_What the exercise asks_
Return the records that follow, matching each one exactly.

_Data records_
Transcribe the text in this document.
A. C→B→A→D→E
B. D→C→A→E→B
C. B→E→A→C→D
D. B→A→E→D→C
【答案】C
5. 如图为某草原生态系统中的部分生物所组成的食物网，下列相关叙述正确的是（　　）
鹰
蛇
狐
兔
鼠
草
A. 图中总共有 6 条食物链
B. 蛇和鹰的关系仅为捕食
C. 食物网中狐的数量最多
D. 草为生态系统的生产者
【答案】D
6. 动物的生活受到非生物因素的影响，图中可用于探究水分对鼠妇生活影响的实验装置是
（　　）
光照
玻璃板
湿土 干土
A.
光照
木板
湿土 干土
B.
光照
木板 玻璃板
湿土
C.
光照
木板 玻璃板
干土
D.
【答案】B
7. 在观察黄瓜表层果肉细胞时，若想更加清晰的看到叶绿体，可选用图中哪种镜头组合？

_Result for this exercise_
Transcribe the text in this document.
A. C→B→A→D→E
B. D→C→A→E→B
C. B→E→A→C→D
D. B→A→E→D→C
【答案】C
5. 如图为某草原生态系统中的部分生物所组成的食物网，下列相关叙述正确的是（　　）
鹰
蛇
狐
兔
鼠
草
A. 图中总共有 6 条食物链
B. 蛇和鹰的关系仅为捕食
C. 食物网中狐的数量最多
D. 草为生态系统的生产者
【答案】D
6. 动物的生活受到非生物因素的影响，图中可用于探究水分对鼠妇生活影响的实验装置是
（　　）
光照
玻璃板
湿土 干土
A.
光照
木板
湿土 干土
B.
光照
木板 玻璃板
湿土
C.
光照
木板 玻璃板
干土
D.
【答案】B
7. 在观察黄瓜表层果肉细胞时，若想更加清晰的看到叶绿体，可选用图中哪种镜头组合？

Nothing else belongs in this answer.